§ STUDY QUESTIONS
1. In the news piece about Chard Museum's role in a BBC documentary, who presents the story of the Victorian shoemaker turned inventor?
2. Continue the news piece about Chard Museum and the BBC documentary, picking up after its last sentence.

§ PROVIDED TEXT
CHARD Museum is set to take centre stage in a new documentary to be shown on BBC One this week.

TV crews from Somerset-based media company Grace Productions took over the High Street building for two days to shoot parts of a new documentary series titled ‘Invented in…’.

The show will travel around UK with each region being shown their home inventors’ achievements on Friday, June 23.

Somerset viewers will get to see silver medal-winning Paralympian and presenter Kate Grey tell the story of Chard’s Victorian shoemaker turned inventor and innovator, James Gillingham, as he created the first artificial limbs, and the advances the world of prosthetic limbs has made in the 21st century.

Chard Museum is entirely run by volunteers and also features an exhibition on the inventor of powered flight, John Stringfellow.

Derek Coaker, one of the volunteers, said: “They have been here filming about John Gillingham and they were here for a few days. It is a proper 30-minute documentary, not just a clip from Chard.”

“It is going to be on BBC One and it is all on the works and times of John Gillingham. He is one of Chard’s more forgotten men and he often takes a back seat to Stringfellow.

“Ever since the Paralympics in London in 2012, we have been getting more and more people visiting the exhibition.”

Ray Tostevin, the creative director from Grace Productions, first contacted the museum in search of local Victorian inventors and following a number of conversations decided he had to visit Chard Museum.

§ SUPPLIED INFORMATION
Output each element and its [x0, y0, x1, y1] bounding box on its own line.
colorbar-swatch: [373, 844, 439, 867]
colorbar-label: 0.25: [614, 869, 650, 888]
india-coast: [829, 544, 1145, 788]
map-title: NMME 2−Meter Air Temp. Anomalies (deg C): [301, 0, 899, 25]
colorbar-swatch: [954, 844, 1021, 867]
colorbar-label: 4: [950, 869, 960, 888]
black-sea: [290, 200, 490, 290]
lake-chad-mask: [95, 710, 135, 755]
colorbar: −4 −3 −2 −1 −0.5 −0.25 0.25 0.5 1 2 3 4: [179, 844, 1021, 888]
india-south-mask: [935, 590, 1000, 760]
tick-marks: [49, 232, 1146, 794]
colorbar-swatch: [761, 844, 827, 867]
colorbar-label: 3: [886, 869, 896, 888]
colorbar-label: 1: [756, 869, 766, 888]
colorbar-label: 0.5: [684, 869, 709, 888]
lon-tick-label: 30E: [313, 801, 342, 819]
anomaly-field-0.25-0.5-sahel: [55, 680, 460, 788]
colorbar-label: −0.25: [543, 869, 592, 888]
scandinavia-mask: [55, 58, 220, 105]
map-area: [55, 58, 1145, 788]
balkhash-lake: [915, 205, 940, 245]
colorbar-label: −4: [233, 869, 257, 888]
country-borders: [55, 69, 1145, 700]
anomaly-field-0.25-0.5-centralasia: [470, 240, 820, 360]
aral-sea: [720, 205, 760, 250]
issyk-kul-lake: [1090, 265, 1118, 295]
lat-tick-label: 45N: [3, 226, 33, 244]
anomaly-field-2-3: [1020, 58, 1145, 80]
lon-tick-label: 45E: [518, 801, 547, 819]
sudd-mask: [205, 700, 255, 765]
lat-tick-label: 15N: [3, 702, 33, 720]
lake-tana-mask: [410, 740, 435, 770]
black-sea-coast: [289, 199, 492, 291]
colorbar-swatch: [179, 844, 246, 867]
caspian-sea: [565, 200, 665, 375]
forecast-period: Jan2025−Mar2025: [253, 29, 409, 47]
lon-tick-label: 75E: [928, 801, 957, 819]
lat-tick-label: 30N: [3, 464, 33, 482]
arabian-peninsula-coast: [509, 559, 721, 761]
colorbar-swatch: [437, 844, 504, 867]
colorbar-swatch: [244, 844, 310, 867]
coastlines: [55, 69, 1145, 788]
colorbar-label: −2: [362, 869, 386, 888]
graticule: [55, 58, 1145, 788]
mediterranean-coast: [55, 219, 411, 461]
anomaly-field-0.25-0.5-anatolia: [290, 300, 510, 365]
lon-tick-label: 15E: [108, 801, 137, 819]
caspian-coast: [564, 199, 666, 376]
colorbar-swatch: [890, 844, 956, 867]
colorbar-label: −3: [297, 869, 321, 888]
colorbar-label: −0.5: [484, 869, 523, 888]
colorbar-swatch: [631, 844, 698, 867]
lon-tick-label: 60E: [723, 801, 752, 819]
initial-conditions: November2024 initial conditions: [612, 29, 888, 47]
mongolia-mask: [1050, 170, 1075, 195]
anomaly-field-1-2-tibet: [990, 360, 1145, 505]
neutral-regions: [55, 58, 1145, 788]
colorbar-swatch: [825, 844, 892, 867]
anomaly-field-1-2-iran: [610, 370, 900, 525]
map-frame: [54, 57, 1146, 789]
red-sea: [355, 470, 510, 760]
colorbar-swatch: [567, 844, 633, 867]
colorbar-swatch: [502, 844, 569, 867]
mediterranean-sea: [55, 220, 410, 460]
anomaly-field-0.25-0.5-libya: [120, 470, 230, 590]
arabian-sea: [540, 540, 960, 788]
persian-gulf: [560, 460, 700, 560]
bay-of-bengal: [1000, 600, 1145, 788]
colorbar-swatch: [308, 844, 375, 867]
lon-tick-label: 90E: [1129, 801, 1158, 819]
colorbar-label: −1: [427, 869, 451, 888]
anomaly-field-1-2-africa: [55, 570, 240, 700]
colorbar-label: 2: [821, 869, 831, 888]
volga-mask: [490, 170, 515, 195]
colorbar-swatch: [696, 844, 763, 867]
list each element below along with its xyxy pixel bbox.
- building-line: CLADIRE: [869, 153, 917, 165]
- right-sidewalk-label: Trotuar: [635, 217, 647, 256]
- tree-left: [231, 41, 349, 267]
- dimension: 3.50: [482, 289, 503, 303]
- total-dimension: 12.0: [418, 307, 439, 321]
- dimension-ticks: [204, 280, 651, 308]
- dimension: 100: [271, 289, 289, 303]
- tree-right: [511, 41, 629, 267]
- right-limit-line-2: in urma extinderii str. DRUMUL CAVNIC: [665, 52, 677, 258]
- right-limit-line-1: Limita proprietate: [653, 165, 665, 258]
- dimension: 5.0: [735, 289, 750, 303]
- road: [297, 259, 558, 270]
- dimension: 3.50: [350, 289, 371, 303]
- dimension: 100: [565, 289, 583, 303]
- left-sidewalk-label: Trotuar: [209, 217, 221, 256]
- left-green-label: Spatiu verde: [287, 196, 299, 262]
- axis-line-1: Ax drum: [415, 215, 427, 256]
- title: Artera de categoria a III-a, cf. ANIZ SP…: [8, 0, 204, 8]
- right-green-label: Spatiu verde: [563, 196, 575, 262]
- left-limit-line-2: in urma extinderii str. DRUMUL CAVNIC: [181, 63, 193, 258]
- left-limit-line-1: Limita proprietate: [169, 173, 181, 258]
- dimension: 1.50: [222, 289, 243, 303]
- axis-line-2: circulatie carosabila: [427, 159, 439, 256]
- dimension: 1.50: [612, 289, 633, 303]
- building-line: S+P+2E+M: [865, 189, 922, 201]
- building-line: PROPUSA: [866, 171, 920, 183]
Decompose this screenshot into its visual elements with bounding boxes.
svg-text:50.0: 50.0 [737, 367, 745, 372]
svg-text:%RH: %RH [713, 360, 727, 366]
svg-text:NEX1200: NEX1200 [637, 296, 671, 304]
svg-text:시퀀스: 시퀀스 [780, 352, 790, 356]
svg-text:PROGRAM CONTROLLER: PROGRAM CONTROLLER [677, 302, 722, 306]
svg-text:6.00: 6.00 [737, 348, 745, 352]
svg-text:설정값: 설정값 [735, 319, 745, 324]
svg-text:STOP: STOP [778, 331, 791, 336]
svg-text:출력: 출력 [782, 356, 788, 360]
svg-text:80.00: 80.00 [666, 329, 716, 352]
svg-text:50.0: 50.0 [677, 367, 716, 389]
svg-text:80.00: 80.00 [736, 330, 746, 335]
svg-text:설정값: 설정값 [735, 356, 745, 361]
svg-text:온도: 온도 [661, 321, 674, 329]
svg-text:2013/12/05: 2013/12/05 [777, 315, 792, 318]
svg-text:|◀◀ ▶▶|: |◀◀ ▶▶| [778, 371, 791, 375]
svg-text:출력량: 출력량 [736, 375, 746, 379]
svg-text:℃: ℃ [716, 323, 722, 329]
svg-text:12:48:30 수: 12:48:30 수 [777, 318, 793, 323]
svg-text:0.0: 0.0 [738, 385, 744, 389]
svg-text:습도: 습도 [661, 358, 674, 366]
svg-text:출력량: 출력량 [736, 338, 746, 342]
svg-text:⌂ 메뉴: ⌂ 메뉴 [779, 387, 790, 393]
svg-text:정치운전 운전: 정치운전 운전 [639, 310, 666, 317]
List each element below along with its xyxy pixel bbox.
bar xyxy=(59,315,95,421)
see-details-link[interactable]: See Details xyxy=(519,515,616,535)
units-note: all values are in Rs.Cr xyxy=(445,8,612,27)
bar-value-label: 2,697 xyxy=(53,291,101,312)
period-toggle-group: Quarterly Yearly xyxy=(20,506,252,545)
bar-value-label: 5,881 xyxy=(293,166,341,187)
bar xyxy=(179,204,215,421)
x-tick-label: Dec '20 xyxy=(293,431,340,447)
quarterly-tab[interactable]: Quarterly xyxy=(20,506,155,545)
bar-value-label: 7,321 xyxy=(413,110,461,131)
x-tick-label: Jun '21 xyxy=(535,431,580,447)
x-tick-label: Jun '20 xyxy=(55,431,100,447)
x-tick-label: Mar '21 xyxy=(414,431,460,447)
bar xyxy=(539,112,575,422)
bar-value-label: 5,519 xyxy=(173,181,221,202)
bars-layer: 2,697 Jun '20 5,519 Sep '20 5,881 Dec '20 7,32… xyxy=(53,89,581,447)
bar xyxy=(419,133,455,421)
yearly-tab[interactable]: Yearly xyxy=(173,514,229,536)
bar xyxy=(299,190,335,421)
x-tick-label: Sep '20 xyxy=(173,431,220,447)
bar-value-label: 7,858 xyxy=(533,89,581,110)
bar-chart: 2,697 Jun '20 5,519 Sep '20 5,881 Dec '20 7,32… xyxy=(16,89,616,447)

§ ANSWERS PER TASK
1. Silver medal-winning Paralympian Kate Grey presents it.

2.
With the increase in popularity of the Paralympics and the increased awareness of charities such as Help for Heroes, Mr Tostevin decided to focus the documentary on artificial limbs.

In 1863, Chard was celebrating the marriage of the Prince of Wales, when a canon misfired badly and Will Singleton had his arm badly shattered and it had to be amputated.

Three years later, Singleton called at the Golden Boot in Chard’s High Street where James Gillingham ran a shoemaking business, when Gillingham offered to make him an artificial arm, at no cost.

By 1903 Gillingham had treated more than 7,000 patients and throughout the world wars many ex-servicemen received limbs made in Chard.

Gillingham died in 1924 and the business closed in 1960s.

Cllr Amanda Broom said: “It is fantastic that Chard’s amazing history will be highlighted again on national TV.

“Kate was enthralled with the pioneering work of James Gillingham, and the filming will highlight yet again, how incredibly innovative Chard has been.

“We have so much heritage to be proud of in the town and the museum is the perfect place to find out more.”